--- What you should do ---
Filter the entries below, keeping every line that has the word "icon".

--- Given records ---
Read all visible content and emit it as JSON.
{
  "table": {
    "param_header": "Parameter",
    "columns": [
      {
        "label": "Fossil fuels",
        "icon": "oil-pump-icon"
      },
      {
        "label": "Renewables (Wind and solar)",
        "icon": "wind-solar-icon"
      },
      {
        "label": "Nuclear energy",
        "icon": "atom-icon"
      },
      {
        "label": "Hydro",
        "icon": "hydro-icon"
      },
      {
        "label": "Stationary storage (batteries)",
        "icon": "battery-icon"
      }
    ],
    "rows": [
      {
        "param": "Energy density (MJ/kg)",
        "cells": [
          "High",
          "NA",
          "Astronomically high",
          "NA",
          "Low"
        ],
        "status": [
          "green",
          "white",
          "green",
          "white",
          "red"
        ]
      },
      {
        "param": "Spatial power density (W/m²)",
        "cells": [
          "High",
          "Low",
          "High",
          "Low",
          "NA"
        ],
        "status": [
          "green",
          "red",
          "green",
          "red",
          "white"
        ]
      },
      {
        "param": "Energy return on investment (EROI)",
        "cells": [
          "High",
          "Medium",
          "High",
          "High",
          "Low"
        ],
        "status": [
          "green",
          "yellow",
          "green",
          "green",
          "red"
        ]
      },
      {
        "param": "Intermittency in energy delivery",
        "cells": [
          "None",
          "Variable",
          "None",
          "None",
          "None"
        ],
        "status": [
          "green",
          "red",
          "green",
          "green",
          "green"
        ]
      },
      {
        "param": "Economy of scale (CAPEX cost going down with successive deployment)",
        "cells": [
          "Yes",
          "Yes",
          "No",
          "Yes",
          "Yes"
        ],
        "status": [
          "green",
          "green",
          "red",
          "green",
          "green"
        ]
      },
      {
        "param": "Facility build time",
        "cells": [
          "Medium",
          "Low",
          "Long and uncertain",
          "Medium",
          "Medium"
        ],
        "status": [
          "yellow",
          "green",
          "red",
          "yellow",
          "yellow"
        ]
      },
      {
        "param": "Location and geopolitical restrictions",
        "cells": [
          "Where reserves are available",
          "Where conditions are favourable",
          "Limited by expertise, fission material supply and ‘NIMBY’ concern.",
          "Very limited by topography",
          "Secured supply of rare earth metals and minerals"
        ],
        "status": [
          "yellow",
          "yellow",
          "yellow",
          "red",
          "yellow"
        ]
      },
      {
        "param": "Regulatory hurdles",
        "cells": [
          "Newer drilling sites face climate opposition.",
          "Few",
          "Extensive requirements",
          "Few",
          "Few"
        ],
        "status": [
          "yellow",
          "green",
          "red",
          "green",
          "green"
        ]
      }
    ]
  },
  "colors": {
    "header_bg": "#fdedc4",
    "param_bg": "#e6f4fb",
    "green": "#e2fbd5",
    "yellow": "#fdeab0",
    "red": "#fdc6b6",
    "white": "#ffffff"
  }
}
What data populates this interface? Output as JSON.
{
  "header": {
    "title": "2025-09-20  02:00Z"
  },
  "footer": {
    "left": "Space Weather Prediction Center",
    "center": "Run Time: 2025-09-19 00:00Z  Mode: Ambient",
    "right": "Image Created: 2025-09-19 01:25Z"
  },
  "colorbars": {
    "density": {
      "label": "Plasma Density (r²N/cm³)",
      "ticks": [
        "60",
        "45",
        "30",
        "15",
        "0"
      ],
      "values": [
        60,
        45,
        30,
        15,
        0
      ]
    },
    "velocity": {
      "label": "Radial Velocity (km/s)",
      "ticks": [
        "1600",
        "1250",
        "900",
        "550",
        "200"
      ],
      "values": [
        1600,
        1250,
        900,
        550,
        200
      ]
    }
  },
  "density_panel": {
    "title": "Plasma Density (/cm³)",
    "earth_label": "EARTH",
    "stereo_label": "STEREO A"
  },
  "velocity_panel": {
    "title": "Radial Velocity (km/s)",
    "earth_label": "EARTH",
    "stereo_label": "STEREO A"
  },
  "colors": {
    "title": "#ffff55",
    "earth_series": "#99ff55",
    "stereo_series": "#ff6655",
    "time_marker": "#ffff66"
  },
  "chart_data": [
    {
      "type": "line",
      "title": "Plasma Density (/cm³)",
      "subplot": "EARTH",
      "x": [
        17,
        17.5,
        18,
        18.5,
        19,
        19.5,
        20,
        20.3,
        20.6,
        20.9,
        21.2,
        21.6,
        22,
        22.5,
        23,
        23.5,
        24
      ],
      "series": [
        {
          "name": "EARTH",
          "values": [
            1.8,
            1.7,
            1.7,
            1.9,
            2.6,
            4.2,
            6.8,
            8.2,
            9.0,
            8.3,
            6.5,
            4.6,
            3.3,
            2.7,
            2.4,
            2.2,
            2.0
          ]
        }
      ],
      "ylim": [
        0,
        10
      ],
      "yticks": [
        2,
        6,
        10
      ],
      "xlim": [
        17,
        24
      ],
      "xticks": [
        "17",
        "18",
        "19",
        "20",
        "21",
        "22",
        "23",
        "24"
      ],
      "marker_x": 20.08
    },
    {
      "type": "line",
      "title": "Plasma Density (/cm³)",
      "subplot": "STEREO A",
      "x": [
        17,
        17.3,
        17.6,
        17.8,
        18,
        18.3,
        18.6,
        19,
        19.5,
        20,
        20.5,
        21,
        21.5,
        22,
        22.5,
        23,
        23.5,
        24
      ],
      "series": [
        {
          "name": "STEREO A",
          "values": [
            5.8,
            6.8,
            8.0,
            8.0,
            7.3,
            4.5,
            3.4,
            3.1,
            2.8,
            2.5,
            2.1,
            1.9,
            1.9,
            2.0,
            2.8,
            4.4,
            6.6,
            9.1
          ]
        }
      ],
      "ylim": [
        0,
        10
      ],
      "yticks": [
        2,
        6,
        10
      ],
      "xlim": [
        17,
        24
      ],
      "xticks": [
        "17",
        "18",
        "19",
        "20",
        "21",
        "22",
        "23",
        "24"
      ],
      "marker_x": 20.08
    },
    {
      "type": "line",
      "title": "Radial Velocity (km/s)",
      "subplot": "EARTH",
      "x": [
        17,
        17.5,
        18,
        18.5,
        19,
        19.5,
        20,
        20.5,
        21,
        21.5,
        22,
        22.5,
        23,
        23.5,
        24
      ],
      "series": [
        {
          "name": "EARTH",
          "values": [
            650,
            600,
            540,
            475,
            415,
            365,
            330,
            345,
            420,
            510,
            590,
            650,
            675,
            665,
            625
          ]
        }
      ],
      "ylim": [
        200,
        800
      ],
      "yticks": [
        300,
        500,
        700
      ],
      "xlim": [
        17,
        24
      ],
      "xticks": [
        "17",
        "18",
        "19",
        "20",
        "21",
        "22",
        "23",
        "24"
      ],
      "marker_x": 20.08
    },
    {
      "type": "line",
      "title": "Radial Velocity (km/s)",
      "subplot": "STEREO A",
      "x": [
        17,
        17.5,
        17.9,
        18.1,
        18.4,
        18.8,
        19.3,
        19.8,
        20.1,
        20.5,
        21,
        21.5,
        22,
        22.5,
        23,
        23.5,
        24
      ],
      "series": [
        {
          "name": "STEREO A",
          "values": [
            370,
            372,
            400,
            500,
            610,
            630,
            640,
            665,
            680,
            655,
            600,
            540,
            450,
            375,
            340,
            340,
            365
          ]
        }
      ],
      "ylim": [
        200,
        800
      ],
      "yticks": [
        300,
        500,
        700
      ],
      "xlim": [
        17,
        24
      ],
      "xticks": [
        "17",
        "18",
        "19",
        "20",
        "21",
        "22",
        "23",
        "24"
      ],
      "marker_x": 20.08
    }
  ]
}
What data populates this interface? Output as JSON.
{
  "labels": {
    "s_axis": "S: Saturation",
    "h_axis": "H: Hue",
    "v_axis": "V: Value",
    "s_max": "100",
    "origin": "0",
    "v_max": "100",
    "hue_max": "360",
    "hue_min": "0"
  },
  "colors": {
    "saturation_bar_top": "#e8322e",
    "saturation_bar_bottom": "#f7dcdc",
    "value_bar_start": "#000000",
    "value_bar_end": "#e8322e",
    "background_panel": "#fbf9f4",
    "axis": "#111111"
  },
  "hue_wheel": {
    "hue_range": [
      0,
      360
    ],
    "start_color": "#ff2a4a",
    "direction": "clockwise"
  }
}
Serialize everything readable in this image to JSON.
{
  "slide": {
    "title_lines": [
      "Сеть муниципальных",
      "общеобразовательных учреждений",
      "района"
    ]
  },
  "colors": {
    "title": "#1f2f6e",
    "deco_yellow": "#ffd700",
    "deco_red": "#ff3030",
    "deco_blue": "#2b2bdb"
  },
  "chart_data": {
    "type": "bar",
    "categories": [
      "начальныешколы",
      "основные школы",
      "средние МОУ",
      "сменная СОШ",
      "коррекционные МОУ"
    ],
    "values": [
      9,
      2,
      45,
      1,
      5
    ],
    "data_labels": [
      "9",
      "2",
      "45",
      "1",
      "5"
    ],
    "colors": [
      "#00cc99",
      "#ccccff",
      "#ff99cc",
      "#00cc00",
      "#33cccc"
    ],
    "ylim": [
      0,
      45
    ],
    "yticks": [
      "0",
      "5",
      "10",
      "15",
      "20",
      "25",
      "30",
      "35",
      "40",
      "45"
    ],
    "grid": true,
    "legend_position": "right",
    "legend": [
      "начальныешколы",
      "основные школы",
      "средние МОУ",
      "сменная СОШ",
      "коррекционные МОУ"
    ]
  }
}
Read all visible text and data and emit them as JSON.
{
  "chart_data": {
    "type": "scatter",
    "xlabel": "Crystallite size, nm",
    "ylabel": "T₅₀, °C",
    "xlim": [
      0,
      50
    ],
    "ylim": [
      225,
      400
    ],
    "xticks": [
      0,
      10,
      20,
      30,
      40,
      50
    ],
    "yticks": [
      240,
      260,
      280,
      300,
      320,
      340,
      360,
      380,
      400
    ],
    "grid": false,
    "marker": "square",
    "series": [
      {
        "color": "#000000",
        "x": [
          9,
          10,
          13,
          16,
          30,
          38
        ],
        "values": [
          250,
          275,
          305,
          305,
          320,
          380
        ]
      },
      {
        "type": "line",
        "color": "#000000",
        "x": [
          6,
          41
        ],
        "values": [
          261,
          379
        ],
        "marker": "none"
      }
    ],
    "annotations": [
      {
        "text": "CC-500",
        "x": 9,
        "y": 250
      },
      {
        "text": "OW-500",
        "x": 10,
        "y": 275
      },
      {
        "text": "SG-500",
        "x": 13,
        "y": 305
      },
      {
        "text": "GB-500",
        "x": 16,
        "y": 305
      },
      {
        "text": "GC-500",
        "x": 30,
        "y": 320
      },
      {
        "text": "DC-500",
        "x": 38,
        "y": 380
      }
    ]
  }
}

--- Output ---
        "icon": "oil-pump-icon"
        "icon": "wind-solar-icon"
        "icon": "atom-icon"
        "icon": "hydro-icon"
        "icon": "battery-icon"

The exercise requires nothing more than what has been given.